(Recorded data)

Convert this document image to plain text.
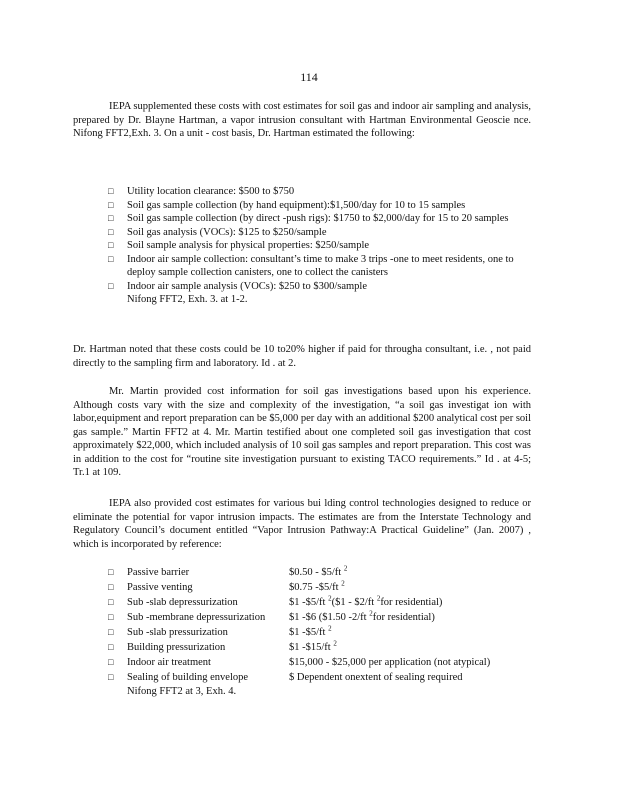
114

IEPA supplemented these costs with cost estimates for soil gas and indoor air sampling and analysis, prepared by Dr. Blayne Hartman, a vapor intrusion consultant with Hartman Environmental Geoscie nce. Nifong FFT2,Exh. 3. On a unit - cost basis, Dr. Hartman estimated the following:

□ Utility location clearance: $500 to $750
□ Soil gas sample collection (by hand equipment):$1,500/day for 10 to 15 samples
□ Soil gas sample collection (by direct -push rigs): $1750 to $2,000/day for 15 to 20 samples
□ Soil gas analysis (VOCs): $125 to $250/sample
□ Soil sample analysis for physical properties: $250/sample
□ Indoor air sample collection: consultant’s time to make 3 trips -one to meet residents, one to deploy sample collection canisters, one to collect the canisters
□ Indoor air sample analysis (VOCs): $250 to $300/sample
Nifong FFT2, Exh. 3. at 1-2.

Dr. Hartman noted that these costs could be 10 to20% higher if paid for througha consultant, i.e. , not paid directly to the sampling firm and laboratory. Id . at 2.

Mr. Martin provided cost information for soil gas investigations based upon his experience. Although costs vary with the size and complexity of the investigation, “a soil gas investigat ion with labor,equipment and report preparation can be $5,000 per day with an additional $200 analytical cost per soil gas sample.” Martin FFT2 at 4. Mr. Martin testified about one completed soil gas investigation that cost approximately $22,000, which included analysis of 10 soil gas samples and report preparation. This cost was in addition to the cost for “routine site investigation pursuant to existing TACO requirements.” Id . at 4-5; Tr.1 at 109.

IEPA also provided cost estimates for various bui lding control technologies designed to reduce or eliminate the potential for vapor intrusion impacts. The estimates are from the Interstate Technology and Regulatory Council’s document entitled “Vapor Intrusion Pathway:A Practical Guideline” (Jan. 2007) , which is incorporated by reference:

□ Passive barrier	$0.50 - $5/ft $^2$
□ Passive venting	$0.75 -$5/ft $^2$
□ Sub -slab depressurization	$1 -$5/ft $^2$($1 - $2/ft $^2$for residential)
□ Sub -membrane depressurization $1 -$6 ($1.50 -2/ft $^2$for residential)
□ Sub -slab pressurization	$1 -$5/ft $^2$
□ Building pressurization	$1 -$15/ft $^2$
□ Indoor air treatment	$15,000 - $25,000 per application (not atypical)
□ Sealing of building envelope	$ Dependent onextent of sealing required
Nifong FFT2 at 3, Exh. 4.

Stated goal:
Copy out every line of the data that includes "slab".

Exercise response:
□ Sub -slab depressurization	$1 -$5/ft $^2$($1 - $2/ft $^2$for residential)
□ Sub -slab pressurization	$1 -$5/ft $^2$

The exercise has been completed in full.